- PROVIDED DATA

=====

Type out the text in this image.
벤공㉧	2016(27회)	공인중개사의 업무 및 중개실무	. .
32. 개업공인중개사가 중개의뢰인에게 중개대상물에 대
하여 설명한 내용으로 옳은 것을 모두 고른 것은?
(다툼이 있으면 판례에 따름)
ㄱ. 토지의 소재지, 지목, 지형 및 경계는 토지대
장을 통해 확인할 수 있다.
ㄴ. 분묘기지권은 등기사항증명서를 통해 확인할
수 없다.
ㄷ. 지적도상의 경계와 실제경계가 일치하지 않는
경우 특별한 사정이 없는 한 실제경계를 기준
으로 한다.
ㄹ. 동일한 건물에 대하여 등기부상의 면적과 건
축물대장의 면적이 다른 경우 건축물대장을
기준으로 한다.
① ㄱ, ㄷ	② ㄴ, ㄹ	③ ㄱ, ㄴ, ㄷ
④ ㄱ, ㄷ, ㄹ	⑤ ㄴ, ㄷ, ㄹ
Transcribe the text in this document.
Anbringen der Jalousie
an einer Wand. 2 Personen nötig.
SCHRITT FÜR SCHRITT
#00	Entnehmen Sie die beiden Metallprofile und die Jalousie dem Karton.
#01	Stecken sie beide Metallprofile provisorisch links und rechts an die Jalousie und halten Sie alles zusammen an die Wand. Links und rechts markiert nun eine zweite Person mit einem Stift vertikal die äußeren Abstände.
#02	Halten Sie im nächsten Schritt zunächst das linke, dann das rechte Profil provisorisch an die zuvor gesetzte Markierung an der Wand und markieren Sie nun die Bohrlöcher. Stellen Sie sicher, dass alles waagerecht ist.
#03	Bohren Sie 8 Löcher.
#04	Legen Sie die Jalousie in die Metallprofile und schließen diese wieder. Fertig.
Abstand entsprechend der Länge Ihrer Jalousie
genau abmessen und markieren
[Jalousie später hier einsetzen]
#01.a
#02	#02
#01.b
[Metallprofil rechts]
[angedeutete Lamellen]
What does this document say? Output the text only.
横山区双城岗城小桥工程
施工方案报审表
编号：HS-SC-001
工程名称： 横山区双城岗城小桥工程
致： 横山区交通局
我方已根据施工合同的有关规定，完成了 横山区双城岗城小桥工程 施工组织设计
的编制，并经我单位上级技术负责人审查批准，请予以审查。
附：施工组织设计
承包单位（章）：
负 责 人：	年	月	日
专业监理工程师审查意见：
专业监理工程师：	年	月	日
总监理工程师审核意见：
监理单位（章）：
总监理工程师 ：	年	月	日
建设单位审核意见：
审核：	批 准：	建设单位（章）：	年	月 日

=====

- EXERCISE PROMPT
Only the lines from the one containing "What does this" through the end of the material should be reproduced, exactly, with both ends included.

- OUTPUT FOR THIS TASK
What does this document say? Output the text only.
横山区双城岗城小桥工程
施工方案报审表
编号：HS-SC-001
工程名称： 横山区双城岗城小桥工程
致： 横山区交通局
我方已根据施工合同的有关规定，完成了 横山区双城岗城小桥工程 施工组织设计
的编制，并经我单位上级技术负责人审查批准，请予以审查。
附：施工组织设计
承包单位（章）：
负 责 人：	年	月	日
专业监理工程师审查意见：
专业监理工程师：	年	月	日
总监理工程师审核意见：
监理单位（章）：
总监理工程师 ：	年	月	日
建设单位审核意见：
审核：	批 准：	建设单位（章）：	年	月 日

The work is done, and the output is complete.